### WORK INSTRUCTIONS
All entries must be extracted exactly, with nothing added or dropped.

Figure collection entries:
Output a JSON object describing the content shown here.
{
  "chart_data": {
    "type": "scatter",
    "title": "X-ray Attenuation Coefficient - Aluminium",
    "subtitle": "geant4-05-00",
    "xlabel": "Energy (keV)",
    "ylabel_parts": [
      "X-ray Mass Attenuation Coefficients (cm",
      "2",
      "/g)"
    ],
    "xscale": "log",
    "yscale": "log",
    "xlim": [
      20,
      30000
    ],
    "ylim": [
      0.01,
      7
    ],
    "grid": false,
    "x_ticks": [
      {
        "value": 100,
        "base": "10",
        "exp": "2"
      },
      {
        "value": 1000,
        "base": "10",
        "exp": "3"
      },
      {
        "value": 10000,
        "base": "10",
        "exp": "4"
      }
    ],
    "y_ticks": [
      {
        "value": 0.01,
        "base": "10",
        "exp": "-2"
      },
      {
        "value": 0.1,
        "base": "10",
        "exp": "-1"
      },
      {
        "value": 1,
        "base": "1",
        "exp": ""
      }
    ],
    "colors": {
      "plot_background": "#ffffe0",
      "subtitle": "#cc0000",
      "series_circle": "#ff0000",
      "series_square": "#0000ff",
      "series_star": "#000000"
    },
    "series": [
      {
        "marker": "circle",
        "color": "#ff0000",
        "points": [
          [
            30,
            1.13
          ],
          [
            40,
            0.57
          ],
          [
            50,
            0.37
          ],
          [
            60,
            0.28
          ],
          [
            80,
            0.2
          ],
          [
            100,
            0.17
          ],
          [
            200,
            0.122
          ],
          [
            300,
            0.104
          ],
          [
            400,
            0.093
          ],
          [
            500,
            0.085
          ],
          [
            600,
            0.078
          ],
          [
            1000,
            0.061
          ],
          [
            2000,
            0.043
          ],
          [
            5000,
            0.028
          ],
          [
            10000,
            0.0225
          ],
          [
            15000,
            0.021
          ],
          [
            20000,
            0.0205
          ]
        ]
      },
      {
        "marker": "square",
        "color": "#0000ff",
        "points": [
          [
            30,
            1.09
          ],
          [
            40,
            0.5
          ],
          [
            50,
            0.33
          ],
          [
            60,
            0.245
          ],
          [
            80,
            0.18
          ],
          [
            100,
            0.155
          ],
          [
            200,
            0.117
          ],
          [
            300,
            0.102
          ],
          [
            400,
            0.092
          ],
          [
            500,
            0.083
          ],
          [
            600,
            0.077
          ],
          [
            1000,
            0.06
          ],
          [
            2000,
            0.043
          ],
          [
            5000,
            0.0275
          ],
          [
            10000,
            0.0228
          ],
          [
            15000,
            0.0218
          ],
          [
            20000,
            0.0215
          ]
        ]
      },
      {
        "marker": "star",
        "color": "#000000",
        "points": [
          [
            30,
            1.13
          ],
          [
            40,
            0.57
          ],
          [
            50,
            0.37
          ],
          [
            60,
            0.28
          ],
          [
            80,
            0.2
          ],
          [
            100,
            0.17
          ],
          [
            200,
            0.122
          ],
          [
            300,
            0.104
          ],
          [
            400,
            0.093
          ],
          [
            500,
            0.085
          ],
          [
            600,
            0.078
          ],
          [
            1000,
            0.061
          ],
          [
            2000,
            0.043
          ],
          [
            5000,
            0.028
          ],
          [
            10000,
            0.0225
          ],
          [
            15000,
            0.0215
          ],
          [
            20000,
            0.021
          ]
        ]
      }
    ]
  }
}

### RESPONSE
Output a JSON object describing the content shown here.
{
  "chart_data": {
    "type": "scatter",
    "title": "X-ray Attenuation Coefficient - Aluminium",
    "subtitle": "geant4-05-00",
    "xlabel": "Energy (keV)",
    "ylabel_parts": [
      "X-ray Mass Attenuation Coefficients (cm",
      "2",
      "/g)"
    ],
    "xscale": "log",
    "yscale": "log",
    "xlim": [
      20,
      30000
    ],
    "ylim": [
      0.01,
      7
    ],
    "grid": false,
    "x_ticks": [
      {
        "value": 100,
        "base": "10",
        "exp": "2"
      },
      {
        "value": 1000,
        "base": "10",
        "exp": "3"
      },
      {
        "value": 10000,
        "base": "10",
        "exp": "4"
      }
    ],
    "y_ticks": [
      {
        "value": 0.01,
        "base": "10",
        "exp": "-2"
      },
      {
        "value": 0.1,
        "base": "10",
        "exp": "-1"
      },
      {
        "value": 1,
        "base": "1",
        "exp": ""
      }
    ],
    "colors": {
      "plot_background": "#ffffe0",
      "subtitle": "#cc0000",
      "series_circle": "#ff0000",
      "series_square": "#0000ff",
      "series_star": "#000000"
    },
    "series": [
      {
        "marker": "circle",
        "color": "#ff0000",
        "points": [
          [
            30,
            1.13
          ],
          [
            40,
            0.57
          ],
          [
            50,
            0.37
          ],
          [
            60,
            0.28
          ],
          [
            80,
            0.2
          ],
          [
            100,
            0.17
          ],
          [
            200,
            0.122
          ],
          [
            300,
            0.104
          ],
          [
            400,
            0.093
          ],
          [
            500,
            0.085
          ],
          [
            600,
            0.078
          ],
          [
            1000,
            0.061
          ],
          [
            2000,
            0.043
          ],
          [
            5000,
            0.028
          ],
          [
            10000,
            0.0225
          ],
          [
            15000,
            0.021
          ],
          [
            20000,
            0.0205
          ]
        ]
      },
      {
        "marker": "square",
        "color": "#0000ff",
        "points": [
          [
            30,
            1.09
          ],
          [
            40,
            0.5
          ],
          [
            50,
            0.33
          ],
          [
            60,
            0.245
          ],
          [
            80,
            0.18
          ],
          [
            100,
            0.155
          ],
          [
            200,
            0.117
          ],
          [
            300,
            0.102
          ],
          [
            400,
            0.092
          ],
          [
            500,
            0.083
          ],
          [
            600,
            0.077
          ],
          [
            1000,
            0.06
          ],
          [
            2000,
            0.043
          ],
          [
            5000,
            0.0275
          ],
          [
            10000,
            0.0228
          ],
          [
            15000,
            0.0218
          ],
          [
            20000,
            0.0215
          ]
        ]
      },
      {
        "marker": "star",
        "color": "#000000",
        "points": [
          [
            30,
            1.13
          ],
          [
            40,
            0.57
          ],
          [
            50,
            0.37
          ],
          [
            60,
            0.28
          ],
          [
            80,
            0.2
          ],
          [
            100,
            0.17
          ],
          [
            200,
            0.122
          ],
          [
            300,
            0.104
          ],
          [
            400,
            0.093
          ],
          [
            500,
            0.085
          ],
          [
            600,
            0.078
          ],
          [
            1000,
            0.061
          ],
          [
            2000,
            0.043
          ],
          [
            5000,
            0.028
          ],
          [
            10000,
            0.0225
          ],
          [
            15000,
            0.0215
          ],
          [
            20000,
            0.021
          ]
        ]
      }
    ]
  }
}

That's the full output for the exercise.